* Task objective *
Reproduce the entire listing word for word.

* Extracted records *
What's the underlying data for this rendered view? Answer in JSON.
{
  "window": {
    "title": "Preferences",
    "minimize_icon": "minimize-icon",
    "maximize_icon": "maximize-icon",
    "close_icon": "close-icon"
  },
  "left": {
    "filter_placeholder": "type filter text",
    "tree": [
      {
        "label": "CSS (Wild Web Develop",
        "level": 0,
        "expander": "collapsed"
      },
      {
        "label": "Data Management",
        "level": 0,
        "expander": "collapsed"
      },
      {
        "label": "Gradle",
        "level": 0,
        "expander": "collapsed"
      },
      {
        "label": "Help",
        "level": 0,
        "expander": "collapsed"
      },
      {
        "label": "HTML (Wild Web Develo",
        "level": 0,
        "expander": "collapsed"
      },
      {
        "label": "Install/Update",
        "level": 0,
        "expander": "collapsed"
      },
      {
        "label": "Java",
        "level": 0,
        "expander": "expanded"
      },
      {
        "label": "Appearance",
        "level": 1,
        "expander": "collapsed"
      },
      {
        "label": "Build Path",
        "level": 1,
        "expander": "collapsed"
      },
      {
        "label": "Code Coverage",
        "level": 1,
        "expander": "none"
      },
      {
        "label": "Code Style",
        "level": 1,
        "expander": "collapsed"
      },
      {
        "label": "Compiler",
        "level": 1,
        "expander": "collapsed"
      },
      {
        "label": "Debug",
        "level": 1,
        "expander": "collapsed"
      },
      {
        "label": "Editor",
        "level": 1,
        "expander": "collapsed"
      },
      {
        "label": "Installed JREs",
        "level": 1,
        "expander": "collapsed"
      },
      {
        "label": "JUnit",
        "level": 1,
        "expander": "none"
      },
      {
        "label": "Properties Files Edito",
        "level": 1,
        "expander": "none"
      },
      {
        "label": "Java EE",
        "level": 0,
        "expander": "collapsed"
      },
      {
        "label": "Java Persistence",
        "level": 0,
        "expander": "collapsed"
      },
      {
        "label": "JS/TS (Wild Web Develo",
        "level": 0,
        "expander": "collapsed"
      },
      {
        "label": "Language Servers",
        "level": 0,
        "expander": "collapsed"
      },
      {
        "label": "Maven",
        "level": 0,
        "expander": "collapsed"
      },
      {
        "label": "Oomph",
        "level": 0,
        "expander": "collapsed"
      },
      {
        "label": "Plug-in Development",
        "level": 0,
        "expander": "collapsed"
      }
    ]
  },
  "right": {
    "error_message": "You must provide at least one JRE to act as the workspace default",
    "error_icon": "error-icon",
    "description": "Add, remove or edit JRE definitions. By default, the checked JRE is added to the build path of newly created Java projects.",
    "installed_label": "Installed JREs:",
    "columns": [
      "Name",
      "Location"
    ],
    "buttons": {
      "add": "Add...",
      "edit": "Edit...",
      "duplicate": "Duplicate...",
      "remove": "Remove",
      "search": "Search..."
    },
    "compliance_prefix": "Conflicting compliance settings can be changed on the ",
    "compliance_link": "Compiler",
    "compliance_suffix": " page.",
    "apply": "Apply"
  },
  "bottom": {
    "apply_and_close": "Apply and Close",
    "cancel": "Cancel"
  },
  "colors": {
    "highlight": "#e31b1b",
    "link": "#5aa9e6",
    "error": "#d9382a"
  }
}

* Complete output *
What's the underlying data for this rendered view? Answer in JSON.
{
  "window": {
    "title": "Preferences",
    "minimize_icon": "minimize-icon",
    "maximize_icon": "maximize-icon",
    "close_icon": "close-icon"
  },
  "left": {
    "filter_placeholder": "type filter text",
    "tree": [
      {
        "label": "CSS (Wild Web Develop",
        "level": 0,
        "expander": "collapsed"
      },
      {
        "label": "Data Management",
        "level": 0,
        "expander": "collapsed"
      },
      {
        "label": "Gradle",
        "level": 0,
        "expander": "collapsed"
      },
      {
        "label": "Help",
        "level": 0,
        "expander": "collapsed"
      },
      {
        "label": "HTML (Wild Web Develo",
        "level": 0,
        "expander": "collapsed"
      },
      {
        "label": "Install/Update",
        "level": 0,
        "expander": "collapsed"
      },
      {
        "label": "Java",
        "level": 0,
        "expander": "expanded"
      },
      {
        "label": "Appearance",
        "level": 1,
        "expander": "collapsed"
      },
      {
        "label": "Build Path",
        "level": 1,
        "expander": "collapsed"
      },
      {
        "label": "Code Coverage",
        "level": 1,
        "expander": "none"
      },
      {
        "label": "Code Style",
        "level": 1,
        "expander": "collapsed"
      },
      {
        "label": "Compiler",
        "level": 1,
        "expander": "collapsed"
      },
      {
        "label": "Debug",
        "level": 1,
        "expander": "collapsed"
      },
      {
        "label": "Editor",
        "level": 1,
        "expander": "collapsed"
      },
      {
        "label": "Installed JREs",
        "level": 1,
        "expander": "collapsed"
      },
      {
        "label": "JUnit",
        "level": 1,
        "expander": "none"
      },
      {
        "label": "Properties Files Edito",
        "level": 1,
        "expander": "none"
      },
      {
        "label": "Java EE",
        "level": 0,
        "expander": "collapsed"
      },
      {
        "label": "Java Persistence",
        "level": 0,
        "expander": "collapsed"
      },
      {
        "label": "JS/TS (Wild Web Develo",
        "level": 0,
        "expander": "collapsed"
      },
      {
        "label": "Language Servers",
        "level": 0,
        "expander": "collapsed"
      },
      {
        "label": "Maven",
        "level": 0,
        "expander": "collapsed"
      },
      {
        "label": "Oomph",
        "level": 0,
        "expander": "collapsed"
      },
      {
        "label": "Plug-in Development",
        "level": 0,
        "expander": "collapsed"
      }
    ]
  },
  "right": {
    "error_message": "You must provide at least one JRE to act as the workspace default",
    "error_icon": "error-icon",
    "description": "Add, remove or edit JRE definitions. By default, the checked JRE is added to the build path of newly created Java projects.",
    "installed_label": "Installed JREs:",
    "columns": [
      "Name",
      "Location"
    ],
    "buttons": {
      "add": "Add...",
      "edit": "Edit...",
      "duplicate": "Duplicate...",
      "remove": "Remove",
      "search": "Search..."
    },
    "compliance_prefix": "Conflicting compliance settings can be changed on the ",
    "compliance_link": "Compiler",
    "compliance_suffix": " page.",
    "apply": "Apply"
  },
  "bottom": {
    "apply_and_close": "Apply and Close",
    "cancel": "Cancel"
  },
  "colors": {
    "highlight": "#e31b1b",
    "link": "#5aa9e6",
    "error": "#d9382a"
  }
}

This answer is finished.